WRITTEN TASK: Scan the material below for the string "image", and copy every line where it shows up.

Extracted data entries:
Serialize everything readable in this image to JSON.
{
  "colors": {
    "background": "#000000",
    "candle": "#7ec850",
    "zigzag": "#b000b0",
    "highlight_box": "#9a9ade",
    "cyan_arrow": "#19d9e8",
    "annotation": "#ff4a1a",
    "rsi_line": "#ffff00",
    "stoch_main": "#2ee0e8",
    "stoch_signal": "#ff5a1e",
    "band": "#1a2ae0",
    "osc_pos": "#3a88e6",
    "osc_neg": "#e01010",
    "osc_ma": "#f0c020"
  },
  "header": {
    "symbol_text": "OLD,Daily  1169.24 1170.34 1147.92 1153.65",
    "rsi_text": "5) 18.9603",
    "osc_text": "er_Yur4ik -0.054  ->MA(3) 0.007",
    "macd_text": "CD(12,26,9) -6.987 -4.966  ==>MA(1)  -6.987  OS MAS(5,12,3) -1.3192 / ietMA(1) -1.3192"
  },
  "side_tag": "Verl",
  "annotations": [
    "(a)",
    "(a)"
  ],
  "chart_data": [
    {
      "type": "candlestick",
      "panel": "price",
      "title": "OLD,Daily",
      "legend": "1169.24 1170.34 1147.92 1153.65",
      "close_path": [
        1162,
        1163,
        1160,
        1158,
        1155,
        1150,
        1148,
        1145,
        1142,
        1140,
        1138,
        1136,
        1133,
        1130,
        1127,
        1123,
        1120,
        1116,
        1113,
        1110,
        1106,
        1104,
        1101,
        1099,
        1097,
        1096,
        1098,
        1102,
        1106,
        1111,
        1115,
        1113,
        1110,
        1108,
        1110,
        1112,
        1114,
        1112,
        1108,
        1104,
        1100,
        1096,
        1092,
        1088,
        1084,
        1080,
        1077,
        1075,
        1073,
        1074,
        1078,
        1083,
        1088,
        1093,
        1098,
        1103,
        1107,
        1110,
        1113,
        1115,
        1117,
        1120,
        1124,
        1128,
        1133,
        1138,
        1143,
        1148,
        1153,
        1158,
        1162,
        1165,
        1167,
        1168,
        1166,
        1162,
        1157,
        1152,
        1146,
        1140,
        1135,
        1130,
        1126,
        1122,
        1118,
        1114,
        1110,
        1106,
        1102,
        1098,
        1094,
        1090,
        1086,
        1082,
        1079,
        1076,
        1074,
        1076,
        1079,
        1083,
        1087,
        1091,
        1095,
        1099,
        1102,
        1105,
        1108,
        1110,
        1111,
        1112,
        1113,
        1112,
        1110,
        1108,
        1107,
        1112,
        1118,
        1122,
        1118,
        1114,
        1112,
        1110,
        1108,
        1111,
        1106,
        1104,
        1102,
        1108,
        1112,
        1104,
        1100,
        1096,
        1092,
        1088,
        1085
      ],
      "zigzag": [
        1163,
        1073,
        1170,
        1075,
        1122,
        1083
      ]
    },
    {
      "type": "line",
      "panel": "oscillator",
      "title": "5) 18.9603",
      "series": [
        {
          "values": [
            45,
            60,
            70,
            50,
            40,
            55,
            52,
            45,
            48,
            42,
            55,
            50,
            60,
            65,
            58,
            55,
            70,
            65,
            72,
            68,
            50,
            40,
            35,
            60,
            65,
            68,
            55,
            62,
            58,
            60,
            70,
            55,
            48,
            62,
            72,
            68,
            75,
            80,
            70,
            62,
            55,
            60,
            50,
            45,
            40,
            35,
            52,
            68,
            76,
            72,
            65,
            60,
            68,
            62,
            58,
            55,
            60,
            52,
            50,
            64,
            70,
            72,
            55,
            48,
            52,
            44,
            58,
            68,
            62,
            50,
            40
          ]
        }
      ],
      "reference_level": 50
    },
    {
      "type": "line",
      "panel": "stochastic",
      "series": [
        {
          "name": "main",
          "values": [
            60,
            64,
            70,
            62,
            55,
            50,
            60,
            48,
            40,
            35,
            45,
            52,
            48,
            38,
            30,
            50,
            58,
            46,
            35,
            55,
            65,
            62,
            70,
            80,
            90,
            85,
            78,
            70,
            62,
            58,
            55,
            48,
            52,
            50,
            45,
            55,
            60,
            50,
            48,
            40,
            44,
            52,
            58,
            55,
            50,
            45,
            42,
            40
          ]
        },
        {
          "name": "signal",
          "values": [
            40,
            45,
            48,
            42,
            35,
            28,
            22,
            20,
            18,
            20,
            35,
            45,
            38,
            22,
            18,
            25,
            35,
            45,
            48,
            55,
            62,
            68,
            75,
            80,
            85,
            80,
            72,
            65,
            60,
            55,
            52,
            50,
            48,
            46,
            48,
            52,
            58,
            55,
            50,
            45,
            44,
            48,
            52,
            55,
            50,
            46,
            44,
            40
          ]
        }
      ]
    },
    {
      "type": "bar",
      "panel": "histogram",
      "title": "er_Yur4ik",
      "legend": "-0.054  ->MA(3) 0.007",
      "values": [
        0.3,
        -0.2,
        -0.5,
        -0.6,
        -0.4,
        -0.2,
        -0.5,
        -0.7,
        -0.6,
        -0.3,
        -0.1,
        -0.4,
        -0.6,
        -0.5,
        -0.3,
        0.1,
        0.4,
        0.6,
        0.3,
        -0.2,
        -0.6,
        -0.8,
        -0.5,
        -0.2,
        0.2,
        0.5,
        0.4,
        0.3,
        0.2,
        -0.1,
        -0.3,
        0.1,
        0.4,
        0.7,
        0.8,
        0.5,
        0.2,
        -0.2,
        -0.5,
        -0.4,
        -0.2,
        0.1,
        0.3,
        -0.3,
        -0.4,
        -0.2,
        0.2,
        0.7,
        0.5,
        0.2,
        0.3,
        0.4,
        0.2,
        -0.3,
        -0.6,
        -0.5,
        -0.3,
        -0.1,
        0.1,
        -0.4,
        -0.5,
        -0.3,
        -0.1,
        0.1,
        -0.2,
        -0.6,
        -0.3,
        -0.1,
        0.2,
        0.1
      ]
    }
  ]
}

==

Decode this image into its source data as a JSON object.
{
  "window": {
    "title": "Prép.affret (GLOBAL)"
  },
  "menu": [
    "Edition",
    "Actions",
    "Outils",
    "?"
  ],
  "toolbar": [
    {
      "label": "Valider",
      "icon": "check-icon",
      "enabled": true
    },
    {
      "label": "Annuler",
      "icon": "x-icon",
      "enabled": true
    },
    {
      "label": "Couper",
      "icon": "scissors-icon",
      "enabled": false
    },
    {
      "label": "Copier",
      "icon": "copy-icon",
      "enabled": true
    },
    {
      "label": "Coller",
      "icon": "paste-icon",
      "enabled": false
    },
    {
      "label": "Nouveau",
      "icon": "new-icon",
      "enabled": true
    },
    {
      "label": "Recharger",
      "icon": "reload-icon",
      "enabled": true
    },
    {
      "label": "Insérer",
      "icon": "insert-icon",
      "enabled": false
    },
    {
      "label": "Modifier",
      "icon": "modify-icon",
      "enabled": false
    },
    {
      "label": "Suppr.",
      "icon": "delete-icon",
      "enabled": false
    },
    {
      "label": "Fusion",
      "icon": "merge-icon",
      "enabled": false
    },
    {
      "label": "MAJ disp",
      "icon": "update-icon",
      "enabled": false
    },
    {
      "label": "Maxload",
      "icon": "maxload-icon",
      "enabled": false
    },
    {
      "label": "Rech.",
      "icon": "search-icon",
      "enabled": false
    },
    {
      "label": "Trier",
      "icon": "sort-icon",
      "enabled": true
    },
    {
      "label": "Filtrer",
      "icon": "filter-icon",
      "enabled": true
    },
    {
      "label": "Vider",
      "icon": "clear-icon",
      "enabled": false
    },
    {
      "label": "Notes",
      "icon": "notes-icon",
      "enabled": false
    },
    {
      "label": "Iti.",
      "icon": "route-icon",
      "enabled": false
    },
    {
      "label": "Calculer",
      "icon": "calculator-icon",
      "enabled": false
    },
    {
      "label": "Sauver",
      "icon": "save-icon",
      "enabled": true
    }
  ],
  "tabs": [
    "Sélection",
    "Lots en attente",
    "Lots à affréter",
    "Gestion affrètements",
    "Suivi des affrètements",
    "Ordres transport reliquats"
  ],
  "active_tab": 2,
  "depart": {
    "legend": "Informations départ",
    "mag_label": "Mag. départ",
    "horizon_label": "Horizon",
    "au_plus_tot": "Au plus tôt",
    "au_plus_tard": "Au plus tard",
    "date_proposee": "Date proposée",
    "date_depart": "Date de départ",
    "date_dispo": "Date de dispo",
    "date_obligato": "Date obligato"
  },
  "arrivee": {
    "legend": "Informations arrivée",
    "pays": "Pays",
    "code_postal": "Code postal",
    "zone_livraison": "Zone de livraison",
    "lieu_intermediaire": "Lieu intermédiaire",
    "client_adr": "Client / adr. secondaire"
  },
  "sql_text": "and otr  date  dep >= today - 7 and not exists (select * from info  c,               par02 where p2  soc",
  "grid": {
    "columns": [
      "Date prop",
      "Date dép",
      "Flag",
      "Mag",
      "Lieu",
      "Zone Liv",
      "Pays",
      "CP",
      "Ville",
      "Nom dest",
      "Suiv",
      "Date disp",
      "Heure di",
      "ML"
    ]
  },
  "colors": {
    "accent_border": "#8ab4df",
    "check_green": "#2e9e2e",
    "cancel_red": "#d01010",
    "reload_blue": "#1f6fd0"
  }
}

OUTPUT FOR THIS EXERCISE:
Serialize everything readable in this image to JSON.
Decode this image into its source data as a JSON object.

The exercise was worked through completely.